The request
Go over the entries below line by line, copying each one that contains the word "caption".

Input
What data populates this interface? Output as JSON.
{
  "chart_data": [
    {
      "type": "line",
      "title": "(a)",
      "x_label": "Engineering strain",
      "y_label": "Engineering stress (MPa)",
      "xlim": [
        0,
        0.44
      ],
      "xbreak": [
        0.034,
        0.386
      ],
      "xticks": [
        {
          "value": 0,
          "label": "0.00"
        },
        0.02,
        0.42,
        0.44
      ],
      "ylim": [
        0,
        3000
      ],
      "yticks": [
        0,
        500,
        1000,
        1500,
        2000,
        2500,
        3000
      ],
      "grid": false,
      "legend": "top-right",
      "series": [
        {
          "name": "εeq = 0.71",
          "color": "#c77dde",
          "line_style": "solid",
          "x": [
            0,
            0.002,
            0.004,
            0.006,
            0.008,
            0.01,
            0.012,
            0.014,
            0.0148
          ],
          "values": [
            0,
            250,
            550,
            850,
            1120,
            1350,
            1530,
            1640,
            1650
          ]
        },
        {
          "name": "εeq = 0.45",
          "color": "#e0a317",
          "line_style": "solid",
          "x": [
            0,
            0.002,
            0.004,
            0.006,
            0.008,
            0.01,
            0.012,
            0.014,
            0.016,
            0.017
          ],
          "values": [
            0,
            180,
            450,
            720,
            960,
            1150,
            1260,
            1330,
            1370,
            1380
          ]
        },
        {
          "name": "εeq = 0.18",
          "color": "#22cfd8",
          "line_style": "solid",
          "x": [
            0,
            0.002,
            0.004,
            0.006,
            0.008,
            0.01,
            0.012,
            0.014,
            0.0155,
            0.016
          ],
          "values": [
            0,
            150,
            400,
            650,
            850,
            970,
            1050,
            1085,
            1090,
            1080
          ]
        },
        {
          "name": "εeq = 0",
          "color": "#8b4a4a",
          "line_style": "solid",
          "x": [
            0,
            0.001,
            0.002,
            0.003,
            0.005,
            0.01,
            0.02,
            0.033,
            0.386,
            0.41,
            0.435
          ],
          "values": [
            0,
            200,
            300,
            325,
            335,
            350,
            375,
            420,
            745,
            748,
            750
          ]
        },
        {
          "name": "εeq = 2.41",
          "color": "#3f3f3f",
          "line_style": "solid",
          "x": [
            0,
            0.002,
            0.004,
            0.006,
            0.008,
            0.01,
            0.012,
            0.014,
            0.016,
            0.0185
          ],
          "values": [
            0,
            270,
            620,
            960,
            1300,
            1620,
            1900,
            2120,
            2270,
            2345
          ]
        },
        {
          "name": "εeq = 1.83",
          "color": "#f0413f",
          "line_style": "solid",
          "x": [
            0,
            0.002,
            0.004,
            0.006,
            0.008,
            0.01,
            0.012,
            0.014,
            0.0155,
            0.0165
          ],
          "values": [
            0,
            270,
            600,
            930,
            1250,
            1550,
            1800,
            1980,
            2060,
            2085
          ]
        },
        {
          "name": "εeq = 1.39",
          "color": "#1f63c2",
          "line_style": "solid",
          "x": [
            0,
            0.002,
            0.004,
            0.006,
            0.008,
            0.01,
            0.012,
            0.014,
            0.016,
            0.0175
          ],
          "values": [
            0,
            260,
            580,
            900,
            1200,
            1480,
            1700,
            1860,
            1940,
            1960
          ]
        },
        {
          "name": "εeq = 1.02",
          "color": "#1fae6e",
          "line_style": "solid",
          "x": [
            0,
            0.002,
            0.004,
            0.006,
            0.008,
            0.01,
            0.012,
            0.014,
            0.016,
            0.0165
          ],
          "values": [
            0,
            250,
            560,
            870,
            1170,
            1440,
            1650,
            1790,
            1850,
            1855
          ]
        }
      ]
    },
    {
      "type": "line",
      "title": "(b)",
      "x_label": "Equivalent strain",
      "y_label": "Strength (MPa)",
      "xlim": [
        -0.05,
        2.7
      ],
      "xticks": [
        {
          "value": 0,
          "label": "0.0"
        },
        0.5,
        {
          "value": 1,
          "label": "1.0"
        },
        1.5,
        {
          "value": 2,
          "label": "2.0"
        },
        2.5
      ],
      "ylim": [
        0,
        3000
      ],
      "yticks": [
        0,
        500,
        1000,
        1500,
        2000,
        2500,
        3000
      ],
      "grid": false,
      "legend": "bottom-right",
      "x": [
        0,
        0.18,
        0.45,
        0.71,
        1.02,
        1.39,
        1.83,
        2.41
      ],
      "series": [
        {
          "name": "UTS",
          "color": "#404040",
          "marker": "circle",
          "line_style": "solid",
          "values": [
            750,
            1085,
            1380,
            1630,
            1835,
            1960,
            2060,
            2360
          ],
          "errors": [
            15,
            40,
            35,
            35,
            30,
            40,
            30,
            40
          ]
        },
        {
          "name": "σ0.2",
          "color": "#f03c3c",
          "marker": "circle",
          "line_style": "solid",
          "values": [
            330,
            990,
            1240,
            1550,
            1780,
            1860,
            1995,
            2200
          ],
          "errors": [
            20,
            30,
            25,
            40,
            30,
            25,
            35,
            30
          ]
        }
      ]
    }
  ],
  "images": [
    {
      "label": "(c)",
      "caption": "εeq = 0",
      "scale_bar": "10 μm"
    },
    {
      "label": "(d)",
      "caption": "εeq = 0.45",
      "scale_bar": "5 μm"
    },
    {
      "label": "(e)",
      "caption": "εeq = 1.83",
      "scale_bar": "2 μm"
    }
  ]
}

Exercise output
      "caption": "εeq = 0",
      "caption": "εeq = 0.45",
      "caption": "εeq = 1.83",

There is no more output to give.